• _The request_
The records below are made of lines; count those holding the word "unwanted" and give the number only.

• _Record excerpts_
# # #
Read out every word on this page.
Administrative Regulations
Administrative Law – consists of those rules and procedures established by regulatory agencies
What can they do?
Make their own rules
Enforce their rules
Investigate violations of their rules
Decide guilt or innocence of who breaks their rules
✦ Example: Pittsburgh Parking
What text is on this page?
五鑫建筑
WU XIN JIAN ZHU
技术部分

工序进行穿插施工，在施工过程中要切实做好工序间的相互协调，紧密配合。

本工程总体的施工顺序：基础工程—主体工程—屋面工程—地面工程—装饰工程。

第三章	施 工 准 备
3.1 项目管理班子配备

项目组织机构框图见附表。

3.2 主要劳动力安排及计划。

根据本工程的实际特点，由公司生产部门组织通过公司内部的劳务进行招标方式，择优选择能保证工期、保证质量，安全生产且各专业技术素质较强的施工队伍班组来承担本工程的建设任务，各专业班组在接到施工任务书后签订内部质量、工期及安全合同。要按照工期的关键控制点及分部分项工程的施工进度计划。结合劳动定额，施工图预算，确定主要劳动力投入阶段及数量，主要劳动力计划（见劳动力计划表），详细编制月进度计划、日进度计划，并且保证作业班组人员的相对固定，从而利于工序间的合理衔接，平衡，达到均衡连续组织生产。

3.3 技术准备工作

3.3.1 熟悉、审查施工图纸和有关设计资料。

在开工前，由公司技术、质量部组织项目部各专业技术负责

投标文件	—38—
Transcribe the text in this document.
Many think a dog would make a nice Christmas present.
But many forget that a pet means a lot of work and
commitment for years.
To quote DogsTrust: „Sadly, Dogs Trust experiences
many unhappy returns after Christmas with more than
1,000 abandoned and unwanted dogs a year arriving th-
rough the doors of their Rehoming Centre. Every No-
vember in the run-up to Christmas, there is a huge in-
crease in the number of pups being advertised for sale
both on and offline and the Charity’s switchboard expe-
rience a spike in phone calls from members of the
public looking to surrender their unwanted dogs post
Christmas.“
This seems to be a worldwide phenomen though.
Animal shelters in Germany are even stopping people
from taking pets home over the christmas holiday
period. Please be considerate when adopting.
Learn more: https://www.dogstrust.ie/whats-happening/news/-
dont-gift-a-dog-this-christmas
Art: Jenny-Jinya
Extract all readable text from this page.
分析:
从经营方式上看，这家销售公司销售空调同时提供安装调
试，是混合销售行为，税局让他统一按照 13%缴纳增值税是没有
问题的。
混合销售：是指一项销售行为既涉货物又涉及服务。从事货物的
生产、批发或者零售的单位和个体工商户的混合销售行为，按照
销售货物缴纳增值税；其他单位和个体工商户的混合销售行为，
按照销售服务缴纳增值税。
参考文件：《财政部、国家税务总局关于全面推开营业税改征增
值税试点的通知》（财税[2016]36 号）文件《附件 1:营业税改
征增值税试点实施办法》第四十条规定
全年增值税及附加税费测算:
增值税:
# # #
• _Exercise result_
2